■ **Required work**: Would you quote the material below in full and unchanged?
------------------------
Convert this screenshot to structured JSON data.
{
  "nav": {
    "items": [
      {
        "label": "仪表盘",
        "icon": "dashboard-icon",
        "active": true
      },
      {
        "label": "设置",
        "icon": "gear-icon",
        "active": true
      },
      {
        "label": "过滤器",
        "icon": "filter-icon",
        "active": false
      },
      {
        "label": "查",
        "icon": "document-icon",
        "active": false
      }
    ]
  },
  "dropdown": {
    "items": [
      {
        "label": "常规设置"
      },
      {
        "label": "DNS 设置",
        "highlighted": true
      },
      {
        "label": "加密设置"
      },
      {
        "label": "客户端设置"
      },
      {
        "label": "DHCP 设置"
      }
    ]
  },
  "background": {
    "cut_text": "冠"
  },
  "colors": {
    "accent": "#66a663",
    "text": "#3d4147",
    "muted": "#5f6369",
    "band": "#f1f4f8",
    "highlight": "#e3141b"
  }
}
------------------------
■ **Finished exercise**:
Convert this screenshot to structured JSON data.
{
  "nav": {
    "items": [
      {
        "label": "仪表盘",
        "icon": "dashboard-icon",
        "active": true
      },
      {
        "label": "设置",
        "icon": "gear-icon",
        "active": true
      },
      {
        "label": "过滤器",
        "icon": "filter-icon",
        "active": false
      },
      {
        "label": "查",
        "icon": "document-icon",
        "active": false
      }
    ]
  },
  "dropdown": {
    "items": [
      {
        "label": "常规设置"
      },
      {
        "label": "DNS 设置",
        "highlighted": true
      },
      {
        "label": "加密设置"
      },
      {
        "label": "客户端设置"
      },
      {
        "label": "DHCP 设置"
      }
    ]
  },
  "background": {
    "cut_text": "冠"
  },
  "colors": {
    "accent": "#66a663",
    "text": "#3d4147",
    "muted": "#5f6369",
    "band": "#f1f4f8",
    "highlight": "#e3141b"
  }
}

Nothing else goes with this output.